= Task goal =
Every record here needs to be written out again exactly.

begin Given information

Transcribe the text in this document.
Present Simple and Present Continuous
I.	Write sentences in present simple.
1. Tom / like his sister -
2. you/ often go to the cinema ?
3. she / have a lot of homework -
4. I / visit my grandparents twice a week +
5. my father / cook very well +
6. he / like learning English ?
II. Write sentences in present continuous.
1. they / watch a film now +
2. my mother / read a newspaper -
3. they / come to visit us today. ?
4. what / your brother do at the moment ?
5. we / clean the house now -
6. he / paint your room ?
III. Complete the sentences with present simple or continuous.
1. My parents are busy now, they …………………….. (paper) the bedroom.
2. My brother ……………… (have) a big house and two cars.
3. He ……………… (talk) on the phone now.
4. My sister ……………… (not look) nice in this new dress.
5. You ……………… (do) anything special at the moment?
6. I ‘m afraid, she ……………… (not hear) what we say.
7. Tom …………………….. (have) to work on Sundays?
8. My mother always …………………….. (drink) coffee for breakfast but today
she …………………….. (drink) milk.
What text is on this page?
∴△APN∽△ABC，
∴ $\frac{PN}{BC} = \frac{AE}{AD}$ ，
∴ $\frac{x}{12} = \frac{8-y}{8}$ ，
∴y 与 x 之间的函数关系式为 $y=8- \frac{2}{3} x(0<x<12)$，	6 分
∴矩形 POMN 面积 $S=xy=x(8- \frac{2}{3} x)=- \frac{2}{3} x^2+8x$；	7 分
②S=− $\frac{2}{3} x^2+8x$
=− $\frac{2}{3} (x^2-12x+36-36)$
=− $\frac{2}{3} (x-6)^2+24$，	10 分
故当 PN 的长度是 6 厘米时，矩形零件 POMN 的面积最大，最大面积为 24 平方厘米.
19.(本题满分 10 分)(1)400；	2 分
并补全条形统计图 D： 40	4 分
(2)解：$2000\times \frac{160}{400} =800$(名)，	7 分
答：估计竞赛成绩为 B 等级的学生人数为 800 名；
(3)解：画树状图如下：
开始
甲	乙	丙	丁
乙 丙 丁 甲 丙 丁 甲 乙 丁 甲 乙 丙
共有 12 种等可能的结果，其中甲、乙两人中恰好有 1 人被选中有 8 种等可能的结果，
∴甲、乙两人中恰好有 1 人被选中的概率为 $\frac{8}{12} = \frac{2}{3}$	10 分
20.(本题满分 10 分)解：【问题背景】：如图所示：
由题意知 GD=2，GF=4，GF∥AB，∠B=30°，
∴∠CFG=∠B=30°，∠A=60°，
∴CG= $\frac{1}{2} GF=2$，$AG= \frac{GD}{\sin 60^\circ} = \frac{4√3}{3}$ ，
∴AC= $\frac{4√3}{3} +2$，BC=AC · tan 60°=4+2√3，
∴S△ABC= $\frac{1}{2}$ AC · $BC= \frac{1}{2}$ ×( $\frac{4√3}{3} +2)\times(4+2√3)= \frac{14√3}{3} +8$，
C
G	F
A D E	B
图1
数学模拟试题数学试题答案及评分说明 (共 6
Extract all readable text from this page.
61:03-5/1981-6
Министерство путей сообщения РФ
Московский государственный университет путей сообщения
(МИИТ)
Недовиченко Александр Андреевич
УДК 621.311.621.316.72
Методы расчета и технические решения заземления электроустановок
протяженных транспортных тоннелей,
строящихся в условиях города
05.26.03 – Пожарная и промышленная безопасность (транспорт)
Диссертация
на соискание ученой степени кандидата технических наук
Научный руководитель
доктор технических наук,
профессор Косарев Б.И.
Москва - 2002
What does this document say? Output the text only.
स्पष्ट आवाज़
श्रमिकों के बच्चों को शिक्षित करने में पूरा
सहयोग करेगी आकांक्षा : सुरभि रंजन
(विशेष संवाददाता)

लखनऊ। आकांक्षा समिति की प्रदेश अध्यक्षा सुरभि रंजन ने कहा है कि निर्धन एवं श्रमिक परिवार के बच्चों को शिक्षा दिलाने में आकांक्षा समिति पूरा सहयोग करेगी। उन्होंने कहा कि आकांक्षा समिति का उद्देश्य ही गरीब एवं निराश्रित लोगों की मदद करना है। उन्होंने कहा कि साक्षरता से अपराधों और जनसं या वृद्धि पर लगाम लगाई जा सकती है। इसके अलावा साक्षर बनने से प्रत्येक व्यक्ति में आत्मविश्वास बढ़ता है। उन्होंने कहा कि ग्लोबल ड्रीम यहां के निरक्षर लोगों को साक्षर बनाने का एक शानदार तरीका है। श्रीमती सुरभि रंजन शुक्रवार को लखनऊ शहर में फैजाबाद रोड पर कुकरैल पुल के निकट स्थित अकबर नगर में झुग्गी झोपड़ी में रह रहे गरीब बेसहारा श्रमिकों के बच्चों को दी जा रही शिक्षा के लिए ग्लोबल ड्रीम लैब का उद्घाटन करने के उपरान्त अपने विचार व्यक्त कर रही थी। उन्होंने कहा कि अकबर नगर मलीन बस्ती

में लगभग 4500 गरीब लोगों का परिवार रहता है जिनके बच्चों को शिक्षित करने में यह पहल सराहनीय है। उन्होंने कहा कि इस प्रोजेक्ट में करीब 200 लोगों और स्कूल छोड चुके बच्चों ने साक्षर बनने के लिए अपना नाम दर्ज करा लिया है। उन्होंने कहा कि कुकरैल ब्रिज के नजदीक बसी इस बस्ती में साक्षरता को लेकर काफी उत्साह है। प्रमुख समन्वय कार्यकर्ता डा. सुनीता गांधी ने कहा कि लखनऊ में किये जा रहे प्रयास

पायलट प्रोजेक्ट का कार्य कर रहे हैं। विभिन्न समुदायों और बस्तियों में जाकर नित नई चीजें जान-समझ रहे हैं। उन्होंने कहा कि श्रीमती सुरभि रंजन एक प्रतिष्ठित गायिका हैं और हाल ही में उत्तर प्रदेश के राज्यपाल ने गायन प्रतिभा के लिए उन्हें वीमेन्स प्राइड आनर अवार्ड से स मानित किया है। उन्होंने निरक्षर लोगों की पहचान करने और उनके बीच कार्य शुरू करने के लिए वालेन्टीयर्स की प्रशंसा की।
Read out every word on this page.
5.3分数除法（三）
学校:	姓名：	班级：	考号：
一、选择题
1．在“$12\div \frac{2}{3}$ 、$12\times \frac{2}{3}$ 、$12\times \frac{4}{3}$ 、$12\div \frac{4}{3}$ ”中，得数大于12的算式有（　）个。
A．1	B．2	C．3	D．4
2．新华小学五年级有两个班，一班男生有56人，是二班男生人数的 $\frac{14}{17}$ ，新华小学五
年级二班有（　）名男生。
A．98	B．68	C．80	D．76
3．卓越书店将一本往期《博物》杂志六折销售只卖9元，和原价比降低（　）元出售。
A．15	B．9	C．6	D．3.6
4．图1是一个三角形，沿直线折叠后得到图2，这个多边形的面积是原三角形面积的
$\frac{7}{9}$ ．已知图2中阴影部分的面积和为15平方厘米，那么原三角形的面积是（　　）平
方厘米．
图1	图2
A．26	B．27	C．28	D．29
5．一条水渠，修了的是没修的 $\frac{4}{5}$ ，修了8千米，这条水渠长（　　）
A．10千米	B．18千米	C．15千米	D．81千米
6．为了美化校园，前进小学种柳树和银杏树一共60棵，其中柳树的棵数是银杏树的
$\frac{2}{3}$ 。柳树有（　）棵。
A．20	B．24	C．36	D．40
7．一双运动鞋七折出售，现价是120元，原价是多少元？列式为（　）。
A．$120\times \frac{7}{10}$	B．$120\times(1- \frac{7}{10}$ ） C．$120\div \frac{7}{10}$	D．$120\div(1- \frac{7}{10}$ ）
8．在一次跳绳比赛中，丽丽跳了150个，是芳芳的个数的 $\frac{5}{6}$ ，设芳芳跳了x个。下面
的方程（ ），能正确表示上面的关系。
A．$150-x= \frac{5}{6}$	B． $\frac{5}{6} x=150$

end Given information

= Task answer =
Transcribe the text in this document.
Present Simple and Present Continuous
I.	Write sentences in present simple.
1. Tom / like his sister -
2. you/ often go to the cinema ?
3. she / have a lot of homework -
4. I / visit my grandparents twice a week +
5. my father / cook very well +
6. he / like learning English ?
II. Write sentences in present continuous.
1. they / watch a film now +
2. my mother / read a newspaper -
3. they / come to visit us today. ?
4. what / your brother do at the moment ?
5. we / clean the house now -
6. he / paint your room ?
III. Complete the sentences with present simple or continuous.
1. My parents are busy now, they …………………….. (paper) the bedroom.
2. My brother ……………… (have) a big house and two cars.
3. He ……………… (talk) on the phone now.
4. My sister ……………… (not look) nice in this new dress.
5. You ……………… (do) anything special at the moment?
6. I ‘m afraid, she ……………… (not hear) what we say.
7. Tom …………………….. (have) to work on Sundays?
8. My mother always …………………….. (drink) coffee for breakfast but today
she …………………….. (drink) milk.
What text is on this page?
∴△APN∽△ABC，
∴ $\frac{PN}{BC} = \frac{AE}{AD}$ ，
∴ $\frac{x}{12} = \frac{8-y}{8}$ ，
∴y 与 x 之间的函数关系式为 $y=8- \frac{2}{3} x(0<x<12)$，	6 分
∴矩形 POMN 面积 $S=xy=x(8- \frac{2}{3} x)=- \frac{2}{3} x^2+8x$；	7 分
②S=− $\frac{2}{3} x^2+8x$
=− $\frac{2}{3} (x^2-12x+36-36)$
=− $\frac{2}{3} (x-6)^2+24$，	10 分
故当 PN 的长度是 6 厘米时，矩形零件 POMN 的面积最大，最大面积为 24 平方厘米.
19.(本题满分 10 分)(1)400；	2 分
并补全条形统计图 D： 40	4 分
(2)解：$2000\times \frac{160}{400} =800$(名)，	7 分
答：估计竞赛成绩为 B 等级的学生人数为 800 名；
(3)解：画树状图如下：
开始
甲	乙	丙	丁
乙 丙 丁 甲 丙 丁 甲 乙 丁 甲 乙 丙
共有 12 种等可能的结果，其中甲、乙两人中恰好有 1 人被选中有 8 种等可能的结果，
∴甲、乙两人中恰好有 1 人被选中的概率为 $\frac{8}{12} = \frac{2}{3}$	10 分
20.(本题满分 10 分)解：【问题背景】：如图所示：
由题意知 GD=2，GF=4，GF∥AB，∠B=30°，
∴∠CFG=∠B=30°，∠A=60°，
∴CG= $\frac{1}{2} GF=2$，$AG= \frac{GD}{\sin 60^\circ} = \frac{4√3}{3}$ ，
∴AC= $\frac{4√3}{3} +2$，BC=AC · tan 60°=4+2√3，
∴S△ABC= $\frac{1}{2}$ AC · $BC= \frac{1}{2}$ ×( $\frac{4√3}{3} +2)\times(4+2√3)= \frac{14√3}{3} +8$，
C
G	F
A D E	B
图1
数学模拟试题数学试题答案及评分说明 (共 6
Extract all readable text from this page.
61:03-5/1981-6
Министерство путей сообщения РФ
Московский государственный университет путей сообщения
(МИИТ)
Недовиченко Александр Андреевич
УДК 621.311.621.316.72
Методы расчета и технические решения заземления электроустановок
протяженных транспортных тоннелей,
строящихся в условиях города
05.26.03 – Пожарная и промышленная безопасность (транспорт)
Диссертация
на соискание ученой степени кандидата технических наук
Научный руководитель
доктор технических наук,
профессор Косарев Б.И.
Москва - 2002
What does this document say? Output the text only.
स्पष्ट आवाज़
श्रमिकों के बच्चों को शिक्षित करने में पूरा
सहयोग करेगी आकांक्षा : सुरभि रंजन
(विशेष संवाददाता)

लखनऊ। आकांक्षा समिति की प्रदेश अध्यक्षा सुरभि रंजन ने कहा है कि निर्धन एवं श्रमिक परिवार के बच्चों को शिक्षा दिलाने में आकांक्षा समिति पूरा सहयोग करेगी। उन्होंने कहा कि आकांक्षा समिति का उद्देश्य ही गरीब एवं निराश्रित लोगों की मदद करना है। उन्होंने कहा कि साक्षरता से अपराधों और जनसं या वृद्धि पर लगाम लगाई जा सकती है। इसके अलावा साक्षर बनने से प्रत्येक व्यक्ति में आत्मविश्वास बढ़ता है। उन्होंने कहा कि ग्लोबल ड्रीम यहां के निरक्षर लोगों को साक्षर बनाने का एक शानदार तरीका है। श्रीमती सुरभि रंजन शुक्रवार को लखनऊ शहर में फैजाबाद रोड पर कुकरैल पुल के निकट स्थित अकबर नगर में झुग्गी झोपड़ी में रह रहे गरीब बेसहारा श्रमिकों के बच्चों को दी जा रही शिक्षा के लिए ग्लोबल ड्रीम लैब का उद्घाटन करने के उपरान्त अपने विचार व्यक्त कर रही थी। उन्होंने कहा कि अकबर नगर मलीन बस्ती

में लगभग 4500 गरीब लोगों का परिवार रहता है जिनके बच्चों को शिक्षित करने में यह पहल सराहनीय है। उन्होंने कहा कि इस प्रोजेक्ट में करीब 200 लोगों और स्कूल छोड चुके बच्चों ने साक्षर बनने के लिए अपना नाम दर्ज करा लिया है। उन्होंने कहा कि कुकरैल ब्रिज के नजदीक बसी इस बस्ती में साक्षरता को लेकर काफी उत्साह है। प्रमुख समन्वय कार्यकर्ता डा. सुनीता गांधी ने कहा कि लखनऊ में किये जा रहे प्रयास

पायलट प्रोजेक्ट का कार्य कर रहे हैं। विभिन्न समुदायों और बस्तियों में जाकर नित नई चीजें जान-समझ रहे हैं। उन्होंने कहा कि श्रीमती सुरभि रंजन एक प्रतिष्ठित गायिका हैं और हाल ही में उत्तर प्रदेश के राज्यपाल ने गायन प्रतिभा के लिए उन्हें वीमेन्स प्राइड आनर अवार्ड से स मानित किया है। उन्होंने निरक्षर लोगों की पहचान करने और उनके बीच कार्य शुरू करने के लिए वालेन्टीयर्स की प्रशंसा की।
Read out every word on this page.
5.3分数除法（三）
学校:	姓名：	班级：	考号：
一、选择题
1．在“$12\div \frac{2}{3}$ 、$12\times \frac{2}{3}$ 、$12\times \frac{4}{3}$ 、$12\div \frac{4}{3}$ ”中，得数大于12的算式有（　）个。
A．1	B．2	C．3	D．4
2．新华小学五年级有两个班，一班男生有56人，是二班男生人数的 $\frac{14}{17}$ ，新华小学五
年级二班有（　）名男生。
A．98	B．68	C．80	D．76
3．卓越书店将一本往期《博物》杂志六折销售只卖9元，和原价比降低（　）元出售。
A．15	B．9	C．6	D．3.6
4．图1是一个三角形，沿直线折叠后得到图2，这个多边形的面积是原三角形面积的
$\frac{7}{9}$ ．已知图2中阴影部分的面积和为15平方厘米，那么原三角形的面积是（　　）平
方厘米．
图1	图2
A．26	B．27	C．28	D．29
5．一条水渠，修了的是没修的 $\frac{4}{5}$ ，修了8千米，这条水渠长（　　）
A．10千米	B．18千米	C．15千米	D．81千米
6．为了美化校园，前进小学种柳树和银杏树一共60棵，其中柳树的棵数是银杏树的
$\frac{2}{3}$ 。柳树有（　）棵。
A．20	B．24	C．36	D．40
7．一双运动鞋七折出售，现价是120元，原价是多少元？列式为（　）。
A．$120\times \frac{7}{10}$	B．$120\times(1- \frac{7}{10}$ ） C．$120\div \frac{7}{10}$	D．$120\div(1- \frac{7}{10}$ ）
8．在一次跳绳比赛中，丽丽跳了150个，是芳芳的个数的 $\frac{5}{6}$ ，设芳芳跳了x个。下面
的方程（ ），能正确表示上面的关系。
A．$150-x= \frac{5}{6}$	B． $\frac{5}{6} x=150$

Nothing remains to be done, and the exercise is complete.